* **Supplied records**
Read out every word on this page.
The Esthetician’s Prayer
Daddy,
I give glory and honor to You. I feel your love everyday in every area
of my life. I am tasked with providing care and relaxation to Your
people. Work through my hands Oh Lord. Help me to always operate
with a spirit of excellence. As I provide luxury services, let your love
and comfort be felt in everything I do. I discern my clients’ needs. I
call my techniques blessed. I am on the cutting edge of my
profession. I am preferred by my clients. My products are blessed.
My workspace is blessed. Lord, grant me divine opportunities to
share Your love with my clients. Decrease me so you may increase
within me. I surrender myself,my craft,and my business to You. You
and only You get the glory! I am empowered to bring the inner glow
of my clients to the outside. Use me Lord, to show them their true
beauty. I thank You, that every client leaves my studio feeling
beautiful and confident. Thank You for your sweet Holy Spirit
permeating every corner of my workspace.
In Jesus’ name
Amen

* **What is expected**
Reproduce the full set of records precisely.

* **Answer to the problem**
Read out every word on this page.
The Esthetician’s Prayer
Daddy,
I give glory and honor to You. I feel your love everyday in every area
of my life. I am tasked with providing care and relaxation to Your
people. Work through my hands Oh Lord. Help me to always operate
with a spirit of excellence. As I provide luxury services, let your love
and comfort be felt in everything I do. I discern my clients’ needs. I
call my techniques blessed. I am on the cutting edge of my
profession. I am preferred by my clients. My products are blessed.
My workspace is blessed. Lord, grant me divine opportunities to
share Your love with my clients. Decrease me so you may increase
within me. I surrender myself,my craft,and my business to You. You
and only You get the glory! I am empowered to bring the inner glow
of my clients to the outside. Use me Lord, to show them their true
beauty. I thank You, that every client leaves my studio feeling
beautiful and confident. Thank You for your sweet Holy Spirit
permeating every corner of my workspace.
In Jesus’ name
Amen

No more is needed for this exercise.